## Start MATERIALS PROVIDED

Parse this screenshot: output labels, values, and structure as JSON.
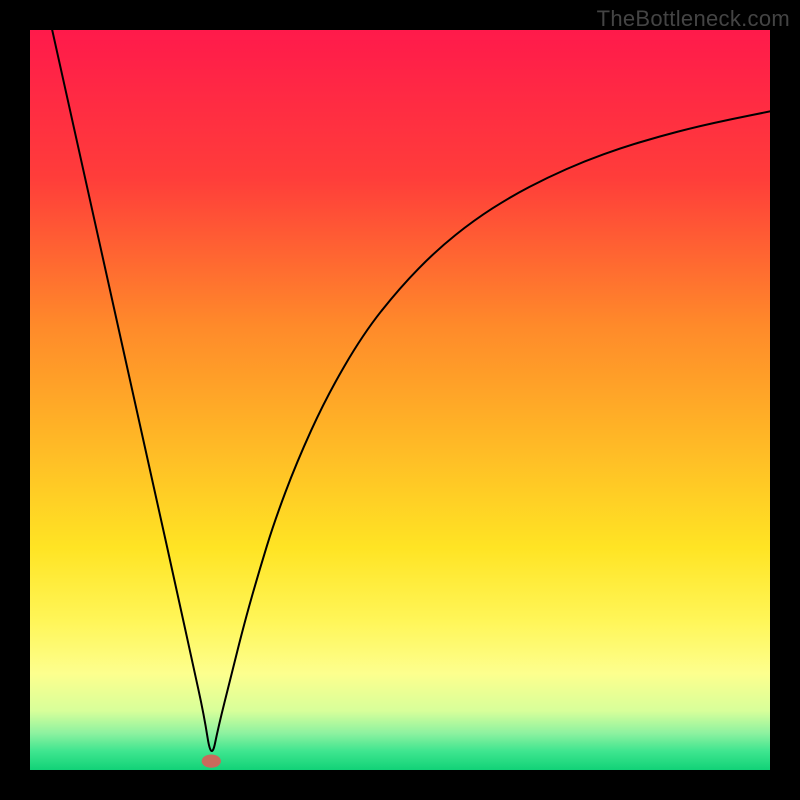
{
  "watermark": "TheBottleneck.com",
  "chart_data": {
    "type": "line",
    "title": "",
    "xlabel": "",
    "ylabel": "",
    "xlim": [
      0,
      100
    ],
    "ylim": [
      0,
      100
    ],
    "grid": false,
    "legend": false,
    "axes_visible": false,
    "background_gradient": {
      "type": "vertical",
      "stops": [
        {
          "pos": 0.0,
          "color": "#ff1a4b"
        },
        {
          "pos": 0.2,
          "color": "#ff3d3a"
        },
        {
          "pos": 0.4,
          "color": "#ff8a2a"
        },
        {
          "pos": 0.55,
          "color": "#ffb626"
        },
        {
          "pos": 0.7,
          "color": "#ffe424"
        },
        {
          "pos": 0.8,
          "color": "#fff659"
        },
        {
          "pos": 0.87,
          "color": "#fdff8e"
        },
        {
          "pos": 0.92,
          "color": "#d8ff9a"
        },
        {
          "pos": 0.95,
          "color": "#8ef2a0"
        },
        {
          "pos": 0.975,
          "color": "#3ee58f"
        },
        {
          "pos": 1.0,
          "color": "#11d277"
        }
      ]
    },
    "marker": {
      "x": 24.5,
      "y": 1.2,
      "color": "#c96a5c",
      "rx": 1.3,
      "ry": 0.9
    },
    "series": [
      {
        "name": "curve",
        "color": "#000000",
        "stroke_width": 2,
        "x": [
          3,
          5,
          8,
          11,
          14,
          17,
          20,
          22,
          23.5,
          24.5,
          25.5,
          27,
          29,
          31,
          33,
          36,
          40,
          45,
          50,
          55,
          60,
          65,
          70,
          75,
          80,
          85,
          90,
          95,
          100
        ],
        "y": [
          100,
          91,
          77.5,
          64,
          50.5,
          37,
          23.5,
          14.3,
          7.5,
          1.2,
          6,
          12,
          20,
          27,
          33.5,
          41.5,
          50.3,
          58.9,
          65.2,
          70.3,
          74.3,
          77.5,
          80.1,
          82.3,
          84.1,
          85.6,
          86.9,
          88,
          89
        ]
      }
    ]
  }
}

## End MATERIALS PROVIDED

Your copy should match the records word for word, with the pictures removed.

### [ANSWER FOR THIS EXERCISE]
Parse this screenshot: output labels, values, and structure as JSON.
{
  "watermark": "TheBottleneck.com",
  "chart_data": {
    "type": "line",
    "title": "",
    "xlabel": "",
    "ylabel": "",
    "xlim": [
      0,
      100
    ],
    "ylim": [
      0,
      100
    ],
    "grid": false,
    "legend": false,
    "axes_visible": false,
    "background_gradient": {
      "type": "vertical",
      "stops": [
        {
          "pos": 0.0,
          "color": "#ff1a4b"
        },
        {
          "pos": 0.2,
          "color": "#ff3d3a"
        },
        {
          "pos": 0.4,
          "color": "#ff8a2a"
        },
        {
          "pos": 0.55,
          "color": "#ffb626"
        },
        {
          "pos": 0.7,
          "color": "#ffe424"
        },
        {
          "pos": 0.8,
          "color": "#fff659"
        },
        {
          "pos": 0.87,
          "color": "#fdff8e"
        },
        {
          "pos": 0.92,
          "color": "#d8ff9a"
        },
        {
          "pos": 0.95,
          "color": "#8ef2a0"
        },
        {
          "pos": 0.975,
          "color": "#3ee58f"
        },
        {
          "pos": 1.0,
          "color": "#11d277"
        }
      ]
    },
    "marker": {
      "x": 24.5,
      "y": 1.2,
      "color": "#c96a5c",
      "rx": 1.3,
      "ry": 0.9
    },
    "series": [
      {
        "name": "curve",
        "color": "#000000",
        "stroke_width": 2,
        "x": [
          3,
          5,
          8,
          11,
          14,
          17,
          20,
          22,
          23.5,
          24.5,
          25.5,
          27,
          29,
          31,
          33,
          36,
          40,
          45,
          50,
          55,
          60,
          65,
          70,
          75,
          80,
          85,
          90,
          95,
          100
        ],
        "y": [
          100,
          91,
          77.5,
          64,
          50.5,
          37,
          23.5,
          14.3,
          7.5,
          1.2,
          6,
          12,
          20,
          27,
          33.5,
          41.5,
          50.3,
          58.9,
          65.2,
          70.3,
          74.3,
          77.5,
          80.1,
          82.3,
          84.1,
          85.6,
          86.9,
          88,
          89
        ]
      }
    ]
  }
}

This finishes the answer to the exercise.